EXERCISE AIM: Go through the lines below. Copy those with "second".

* BEGIN DATA SECTION *

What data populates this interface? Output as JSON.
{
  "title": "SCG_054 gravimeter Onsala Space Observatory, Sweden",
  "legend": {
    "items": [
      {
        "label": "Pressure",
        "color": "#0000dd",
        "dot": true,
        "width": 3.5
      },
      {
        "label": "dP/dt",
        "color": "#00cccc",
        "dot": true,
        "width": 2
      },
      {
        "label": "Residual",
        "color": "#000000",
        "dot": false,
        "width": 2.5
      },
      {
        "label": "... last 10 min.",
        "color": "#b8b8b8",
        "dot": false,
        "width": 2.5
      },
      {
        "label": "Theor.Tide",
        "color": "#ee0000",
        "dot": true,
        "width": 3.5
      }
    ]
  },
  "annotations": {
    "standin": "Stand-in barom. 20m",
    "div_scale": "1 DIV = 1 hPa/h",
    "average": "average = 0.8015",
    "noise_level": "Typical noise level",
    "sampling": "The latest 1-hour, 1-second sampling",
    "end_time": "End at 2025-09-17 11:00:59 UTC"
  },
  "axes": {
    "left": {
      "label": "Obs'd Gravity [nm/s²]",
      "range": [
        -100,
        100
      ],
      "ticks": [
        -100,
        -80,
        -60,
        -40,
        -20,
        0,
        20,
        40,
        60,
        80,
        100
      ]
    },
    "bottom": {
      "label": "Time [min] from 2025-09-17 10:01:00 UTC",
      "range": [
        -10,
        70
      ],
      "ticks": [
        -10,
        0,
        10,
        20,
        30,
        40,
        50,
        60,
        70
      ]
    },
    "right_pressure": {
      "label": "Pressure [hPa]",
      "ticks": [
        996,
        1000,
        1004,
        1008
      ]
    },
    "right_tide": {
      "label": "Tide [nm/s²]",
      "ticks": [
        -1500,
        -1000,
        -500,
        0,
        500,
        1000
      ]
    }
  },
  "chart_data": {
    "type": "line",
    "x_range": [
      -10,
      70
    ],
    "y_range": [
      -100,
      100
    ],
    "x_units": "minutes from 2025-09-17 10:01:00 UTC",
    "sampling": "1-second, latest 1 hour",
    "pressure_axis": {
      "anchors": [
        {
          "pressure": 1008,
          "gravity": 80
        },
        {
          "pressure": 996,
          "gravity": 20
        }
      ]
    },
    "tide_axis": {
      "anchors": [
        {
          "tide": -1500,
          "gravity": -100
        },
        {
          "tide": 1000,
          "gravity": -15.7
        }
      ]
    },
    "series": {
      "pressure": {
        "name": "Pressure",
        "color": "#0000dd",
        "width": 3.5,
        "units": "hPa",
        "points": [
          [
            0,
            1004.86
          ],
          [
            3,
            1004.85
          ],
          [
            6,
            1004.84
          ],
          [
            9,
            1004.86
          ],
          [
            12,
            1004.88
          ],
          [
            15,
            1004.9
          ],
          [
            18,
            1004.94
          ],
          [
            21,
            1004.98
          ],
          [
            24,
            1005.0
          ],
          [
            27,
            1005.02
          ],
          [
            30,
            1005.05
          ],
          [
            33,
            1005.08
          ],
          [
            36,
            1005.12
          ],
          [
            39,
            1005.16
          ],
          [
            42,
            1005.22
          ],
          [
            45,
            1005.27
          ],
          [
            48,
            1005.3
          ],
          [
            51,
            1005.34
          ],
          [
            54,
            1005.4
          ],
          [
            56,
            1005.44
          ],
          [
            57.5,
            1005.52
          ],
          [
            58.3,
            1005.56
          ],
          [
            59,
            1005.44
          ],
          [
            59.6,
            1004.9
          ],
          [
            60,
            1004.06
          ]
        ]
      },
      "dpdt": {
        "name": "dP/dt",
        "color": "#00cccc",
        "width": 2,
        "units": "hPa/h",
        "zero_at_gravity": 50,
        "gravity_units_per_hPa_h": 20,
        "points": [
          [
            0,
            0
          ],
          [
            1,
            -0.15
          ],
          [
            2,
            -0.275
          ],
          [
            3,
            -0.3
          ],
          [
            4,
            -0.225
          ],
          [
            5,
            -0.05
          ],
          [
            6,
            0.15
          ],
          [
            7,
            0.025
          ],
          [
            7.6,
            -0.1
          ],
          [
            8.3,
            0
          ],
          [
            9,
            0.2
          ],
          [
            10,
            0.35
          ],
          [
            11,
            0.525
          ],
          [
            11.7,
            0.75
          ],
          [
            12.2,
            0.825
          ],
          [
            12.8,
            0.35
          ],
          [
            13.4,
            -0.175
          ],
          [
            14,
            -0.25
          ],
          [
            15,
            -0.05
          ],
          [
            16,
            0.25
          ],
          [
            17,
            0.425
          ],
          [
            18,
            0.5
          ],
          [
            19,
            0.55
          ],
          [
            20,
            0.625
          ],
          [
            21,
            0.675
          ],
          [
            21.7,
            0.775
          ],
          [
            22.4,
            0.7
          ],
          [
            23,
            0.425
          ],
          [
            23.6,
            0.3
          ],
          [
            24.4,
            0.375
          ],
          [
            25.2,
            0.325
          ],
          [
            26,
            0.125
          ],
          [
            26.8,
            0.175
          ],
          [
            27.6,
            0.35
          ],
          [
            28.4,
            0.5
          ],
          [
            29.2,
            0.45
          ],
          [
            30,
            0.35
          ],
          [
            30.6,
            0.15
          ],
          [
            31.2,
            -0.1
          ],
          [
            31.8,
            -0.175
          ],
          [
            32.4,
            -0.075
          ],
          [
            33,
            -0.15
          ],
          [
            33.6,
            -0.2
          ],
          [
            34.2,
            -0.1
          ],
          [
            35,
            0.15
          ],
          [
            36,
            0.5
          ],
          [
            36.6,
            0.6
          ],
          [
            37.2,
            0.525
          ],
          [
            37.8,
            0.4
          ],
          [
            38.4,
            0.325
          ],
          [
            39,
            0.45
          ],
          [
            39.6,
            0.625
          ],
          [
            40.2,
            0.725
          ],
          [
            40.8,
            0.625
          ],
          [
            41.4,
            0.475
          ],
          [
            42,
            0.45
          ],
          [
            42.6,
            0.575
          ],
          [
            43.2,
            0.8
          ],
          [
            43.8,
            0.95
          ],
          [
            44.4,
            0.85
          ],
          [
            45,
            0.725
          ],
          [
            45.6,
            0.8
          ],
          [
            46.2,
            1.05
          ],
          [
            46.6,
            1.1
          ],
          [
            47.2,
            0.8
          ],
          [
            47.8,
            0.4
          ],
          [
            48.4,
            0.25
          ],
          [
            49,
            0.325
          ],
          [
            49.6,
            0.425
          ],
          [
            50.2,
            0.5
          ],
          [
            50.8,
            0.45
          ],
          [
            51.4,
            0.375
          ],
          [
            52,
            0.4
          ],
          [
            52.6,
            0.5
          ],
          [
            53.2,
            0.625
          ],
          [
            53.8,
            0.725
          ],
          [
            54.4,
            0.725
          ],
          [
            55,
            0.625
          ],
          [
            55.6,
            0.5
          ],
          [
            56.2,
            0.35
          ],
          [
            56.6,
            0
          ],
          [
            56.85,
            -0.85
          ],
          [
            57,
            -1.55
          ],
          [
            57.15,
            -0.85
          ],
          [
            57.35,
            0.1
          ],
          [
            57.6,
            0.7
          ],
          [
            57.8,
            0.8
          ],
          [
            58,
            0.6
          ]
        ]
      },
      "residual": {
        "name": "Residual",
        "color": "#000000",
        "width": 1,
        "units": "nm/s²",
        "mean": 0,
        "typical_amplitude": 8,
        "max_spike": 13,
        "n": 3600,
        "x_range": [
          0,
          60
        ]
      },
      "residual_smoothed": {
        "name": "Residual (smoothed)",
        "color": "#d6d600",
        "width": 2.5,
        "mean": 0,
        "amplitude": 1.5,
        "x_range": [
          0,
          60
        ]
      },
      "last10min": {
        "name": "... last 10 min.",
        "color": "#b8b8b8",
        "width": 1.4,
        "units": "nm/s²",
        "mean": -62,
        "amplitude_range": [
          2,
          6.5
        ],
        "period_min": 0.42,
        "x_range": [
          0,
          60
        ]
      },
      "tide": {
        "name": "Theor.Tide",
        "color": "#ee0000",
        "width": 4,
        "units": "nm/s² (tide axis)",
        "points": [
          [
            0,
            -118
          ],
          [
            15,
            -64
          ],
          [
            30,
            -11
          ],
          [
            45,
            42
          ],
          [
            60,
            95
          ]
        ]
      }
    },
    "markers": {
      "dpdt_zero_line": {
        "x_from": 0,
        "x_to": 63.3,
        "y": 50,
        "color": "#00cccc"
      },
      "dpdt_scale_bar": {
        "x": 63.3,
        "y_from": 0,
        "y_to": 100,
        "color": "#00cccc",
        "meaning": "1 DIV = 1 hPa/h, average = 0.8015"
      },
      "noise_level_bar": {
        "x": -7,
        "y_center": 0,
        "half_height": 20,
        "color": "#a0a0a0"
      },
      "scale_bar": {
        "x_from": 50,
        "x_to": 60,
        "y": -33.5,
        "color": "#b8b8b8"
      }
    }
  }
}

* END DATA SECTION *

COMPLETE ANSWER:
    "sampling": "The latest 1-hour, 1-second sampling",
    "sampling": "1-second, latest 1 hour",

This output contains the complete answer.